* **Input data**:
-- Start --

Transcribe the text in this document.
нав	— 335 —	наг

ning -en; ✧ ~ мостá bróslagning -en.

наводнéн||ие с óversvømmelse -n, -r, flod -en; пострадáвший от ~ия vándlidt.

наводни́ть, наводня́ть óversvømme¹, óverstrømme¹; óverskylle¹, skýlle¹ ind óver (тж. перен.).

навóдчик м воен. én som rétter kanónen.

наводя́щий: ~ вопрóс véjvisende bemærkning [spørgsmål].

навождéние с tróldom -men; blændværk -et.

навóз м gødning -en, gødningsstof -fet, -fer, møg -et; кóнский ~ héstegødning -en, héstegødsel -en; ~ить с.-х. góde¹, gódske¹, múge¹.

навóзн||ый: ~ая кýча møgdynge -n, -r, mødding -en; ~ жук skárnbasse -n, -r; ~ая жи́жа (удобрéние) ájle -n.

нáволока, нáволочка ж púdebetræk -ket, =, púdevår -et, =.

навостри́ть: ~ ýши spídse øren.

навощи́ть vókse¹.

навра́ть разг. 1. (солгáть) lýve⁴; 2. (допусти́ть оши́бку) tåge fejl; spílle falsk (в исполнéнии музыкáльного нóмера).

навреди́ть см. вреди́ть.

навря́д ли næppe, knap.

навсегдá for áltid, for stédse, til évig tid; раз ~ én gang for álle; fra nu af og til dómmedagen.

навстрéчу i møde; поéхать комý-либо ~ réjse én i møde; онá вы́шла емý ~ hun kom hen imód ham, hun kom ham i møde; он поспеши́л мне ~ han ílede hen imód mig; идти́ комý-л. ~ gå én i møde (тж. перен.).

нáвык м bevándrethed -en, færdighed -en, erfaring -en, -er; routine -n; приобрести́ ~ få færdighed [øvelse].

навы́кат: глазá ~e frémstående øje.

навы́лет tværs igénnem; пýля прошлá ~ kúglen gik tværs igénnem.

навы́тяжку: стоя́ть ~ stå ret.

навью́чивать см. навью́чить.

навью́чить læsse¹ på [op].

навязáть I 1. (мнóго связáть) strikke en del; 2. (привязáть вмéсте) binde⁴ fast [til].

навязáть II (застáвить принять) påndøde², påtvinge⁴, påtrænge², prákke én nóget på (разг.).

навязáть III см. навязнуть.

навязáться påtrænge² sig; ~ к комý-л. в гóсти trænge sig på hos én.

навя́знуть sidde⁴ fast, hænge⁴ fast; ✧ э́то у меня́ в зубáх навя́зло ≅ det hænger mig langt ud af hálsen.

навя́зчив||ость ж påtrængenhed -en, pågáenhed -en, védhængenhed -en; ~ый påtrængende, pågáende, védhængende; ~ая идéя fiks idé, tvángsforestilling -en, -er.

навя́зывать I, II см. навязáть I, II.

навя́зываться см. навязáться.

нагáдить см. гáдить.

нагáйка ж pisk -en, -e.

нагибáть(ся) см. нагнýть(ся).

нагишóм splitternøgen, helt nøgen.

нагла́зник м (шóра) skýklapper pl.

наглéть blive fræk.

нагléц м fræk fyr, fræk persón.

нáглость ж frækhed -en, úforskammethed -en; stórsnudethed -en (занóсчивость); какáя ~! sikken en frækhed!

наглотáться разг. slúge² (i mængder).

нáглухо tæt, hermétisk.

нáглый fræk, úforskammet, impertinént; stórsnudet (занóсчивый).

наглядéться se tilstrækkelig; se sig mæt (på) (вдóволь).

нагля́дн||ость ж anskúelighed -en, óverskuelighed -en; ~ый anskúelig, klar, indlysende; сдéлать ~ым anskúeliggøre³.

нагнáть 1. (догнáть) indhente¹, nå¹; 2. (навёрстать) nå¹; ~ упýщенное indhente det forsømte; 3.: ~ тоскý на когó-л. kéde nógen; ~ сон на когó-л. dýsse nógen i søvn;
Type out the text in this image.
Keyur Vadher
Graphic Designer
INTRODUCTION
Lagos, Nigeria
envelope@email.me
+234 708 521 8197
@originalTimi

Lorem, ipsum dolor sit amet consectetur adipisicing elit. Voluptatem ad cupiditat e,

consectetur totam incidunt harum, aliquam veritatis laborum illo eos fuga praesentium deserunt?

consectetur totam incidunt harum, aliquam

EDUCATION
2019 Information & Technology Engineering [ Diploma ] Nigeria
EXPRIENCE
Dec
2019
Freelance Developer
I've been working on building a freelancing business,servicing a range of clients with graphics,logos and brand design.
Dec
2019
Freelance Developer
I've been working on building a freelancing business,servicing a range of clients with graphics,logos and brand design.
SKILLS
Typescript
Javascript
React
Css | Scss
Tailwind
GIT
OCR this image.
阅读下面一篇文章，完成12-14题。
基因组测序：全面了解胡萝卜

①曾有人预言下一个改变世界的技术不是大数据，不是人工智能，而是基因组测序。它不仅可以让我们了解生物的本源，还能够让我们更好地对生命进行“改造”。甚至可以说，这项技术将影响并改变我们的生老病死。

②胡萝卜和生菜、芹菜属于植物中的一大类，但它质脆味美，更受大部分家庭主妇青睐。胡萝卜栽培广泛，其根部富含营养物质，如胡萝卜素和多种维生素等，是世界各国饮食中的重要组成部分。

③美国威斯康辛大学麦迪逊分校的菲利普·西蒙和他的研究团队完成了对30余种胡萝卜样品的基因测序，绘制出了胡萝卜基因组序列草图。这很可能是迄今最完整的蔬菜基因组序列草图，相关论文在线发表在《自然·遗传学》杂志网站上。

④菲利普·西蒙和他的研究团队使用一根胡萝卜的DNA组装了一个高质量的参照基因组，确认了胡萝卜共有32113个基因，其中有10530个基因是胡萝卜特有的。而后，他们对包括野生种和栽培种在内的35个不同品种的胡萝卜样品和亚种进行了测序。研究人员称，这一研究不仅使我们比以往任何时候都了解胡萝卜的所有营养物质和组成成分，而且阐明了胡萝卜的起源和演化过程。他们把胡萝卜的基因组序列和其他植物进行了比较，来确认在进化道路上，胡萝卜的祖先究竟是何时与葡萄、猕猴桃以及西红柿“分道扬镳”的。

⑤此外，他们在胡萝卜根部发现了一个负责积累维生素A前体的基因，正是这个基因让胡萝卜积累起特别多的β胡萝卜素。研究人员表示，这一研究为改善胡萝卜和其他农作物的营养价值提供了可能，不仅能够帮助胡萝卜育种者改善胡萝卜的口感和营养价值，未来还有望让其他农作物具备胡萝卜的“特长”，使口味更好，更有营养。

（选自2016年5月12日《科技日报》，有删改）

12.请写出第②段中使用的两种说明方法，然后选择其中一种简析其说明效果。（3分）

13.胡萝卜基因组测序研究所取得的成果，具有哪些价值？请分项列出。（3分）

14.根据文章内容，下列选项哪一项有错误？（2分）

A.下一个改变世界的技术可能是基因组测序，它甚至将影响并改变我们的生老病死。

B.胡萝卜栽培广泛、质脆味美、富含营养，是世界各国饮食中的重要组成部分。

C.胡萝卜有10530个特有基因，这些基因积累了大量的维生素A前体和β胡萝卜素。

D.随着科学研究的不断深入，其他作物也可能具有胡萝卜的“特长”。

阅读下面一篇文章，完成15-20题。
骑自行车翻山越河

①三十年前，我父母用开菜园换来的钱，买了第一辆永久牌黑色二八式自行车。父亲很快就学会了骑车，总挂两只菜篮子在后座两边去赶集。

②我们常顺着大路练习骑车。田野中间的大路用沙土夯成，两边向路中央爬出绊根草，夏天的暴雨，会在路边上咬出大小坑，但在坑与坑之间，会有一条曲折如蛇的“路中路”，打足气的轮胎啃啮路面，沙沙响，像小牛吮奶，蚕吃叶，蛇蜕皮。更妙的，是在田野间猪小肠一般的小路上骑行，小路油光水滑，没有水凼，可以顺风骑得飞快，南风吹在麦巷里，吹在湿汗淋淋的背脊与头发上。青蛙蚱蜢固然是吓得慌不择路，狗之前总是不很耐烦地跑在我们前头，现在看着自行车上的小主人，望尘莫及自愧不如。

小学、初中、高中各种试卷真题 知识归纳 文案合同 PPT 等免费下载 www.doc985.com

-- End --

* **Exercise description**: Each line that has the word "aliquam" should be copied.

* **Result of this task**:
consectetur totam incidunt harum, aliquam veritatis laborum illo eos fuga praesentium deserunt?
consectetur totam incidunt harum, aliquam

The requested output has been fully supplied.